→ TESTO SCELTO
* * *

Il togliattiano Macaluso prova a rompere l’unità dei cattolici in politica in Sicilia 

In realtà, in quella che è passata alla storia come “l’operazione Milazzo”, ognuno dei protagonisti tirava acqua al proprio mulino: Mattei voleva capire se in Sicilia c’era il petrolio (soprattutto nel mare di Ragusa) e voleva comunque dare alla nostra Isola un corretto sviluppo industriale; Don Sturzo voleva ridimensionare Fanfani; Milazzo – più furbo che politicamente intelligente – voleva giocarsi la sua partita, magari con un nuovo soggetto politico d’ispirazione cattolica; il presidente di Sicindustria, Domenico ‘Mimì’ La Cavera, cercava da dare alla Sicilia un futuro industriale; Emanuele Macaluso che, con dietro Togliatti, provava a rompere l’unità dei cattolici in politica a partire dalla Sicilia.

* * *

→ ESERCIZIO BREVE 1
Trascrivi dal testo sull'operazione Milazzo il passo che comincia con "Il togliattiano Macaluso" e prosegue fino a "partire dalla Sicilia." compreso.
→ ESERCIZIO BREVE 2
Secondo il testo sull'operazione Milazzo, dove Mattei voleva soprattutto capire se ci fosse il petrolio?

→ MATERIALE RACCOLTO
* * *

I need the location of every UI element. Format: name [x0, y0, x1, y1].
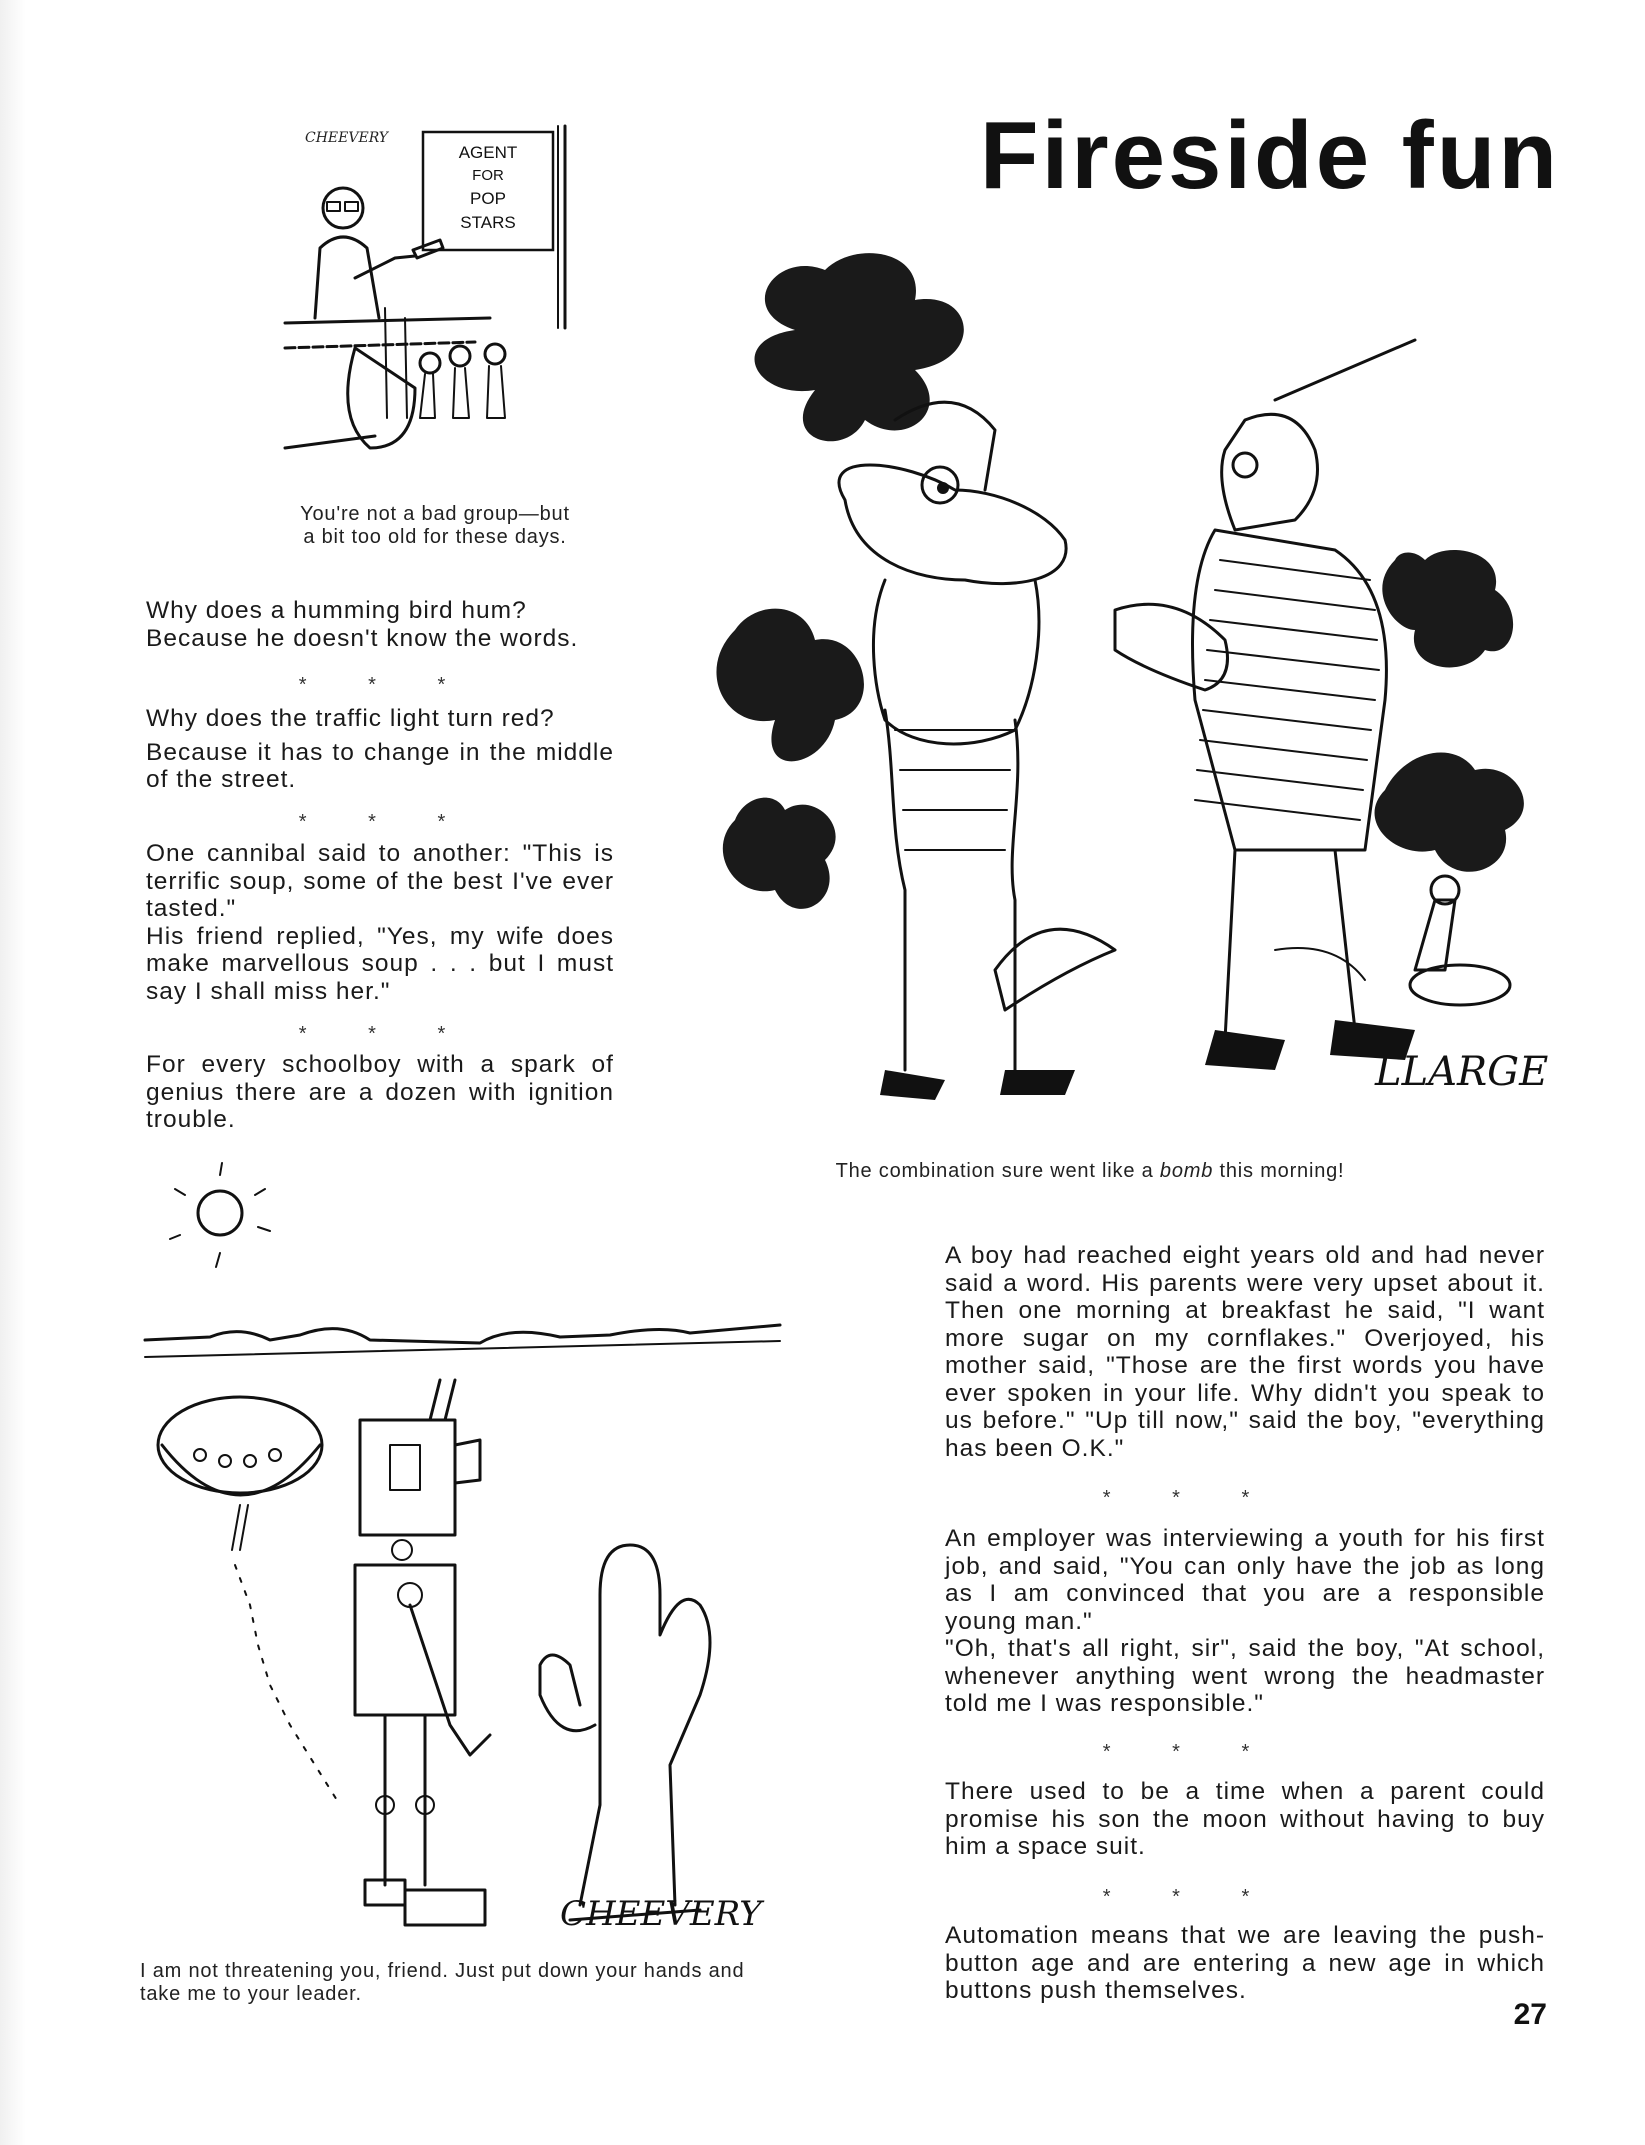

* * *

→ RISPOSTA CORRETTA 1
Il togliattiano Macaluso prova a rompere l’unità dei cattolici in politica in Sicilia 

In realtà, in quella che è passata alla storia come “l’operazione Milazzo”, ognuno dei protagonisti tirava acqua al proprio mulino: Mattei voleva capire se in Sicilia c’era il petrolio (soprattutto nel mare di Ragusa) e voleva comunque dare alla nostra Isola un corretto sviluppo industriale; Don Sturzo voleva ridimensionare Fanfani; Milazzo – più furbo che politicamente intelligente – voleva giocarsi la sua partita, magari con un nuovo soggetto politico d’ispirazione cattolica; il presidente di Sicindustria, Domenico ‘Mimì’ La Cavera, cercava da dare alla Sicilia un futuro industriale; Emanuele Macaluso che, con dietro Togliatti, provava a rompere l’unità dei cattolici in politica a partire dalla Sicilia.

→ RISPOSTA CORRETTA 2
Nel mare di Ragusa.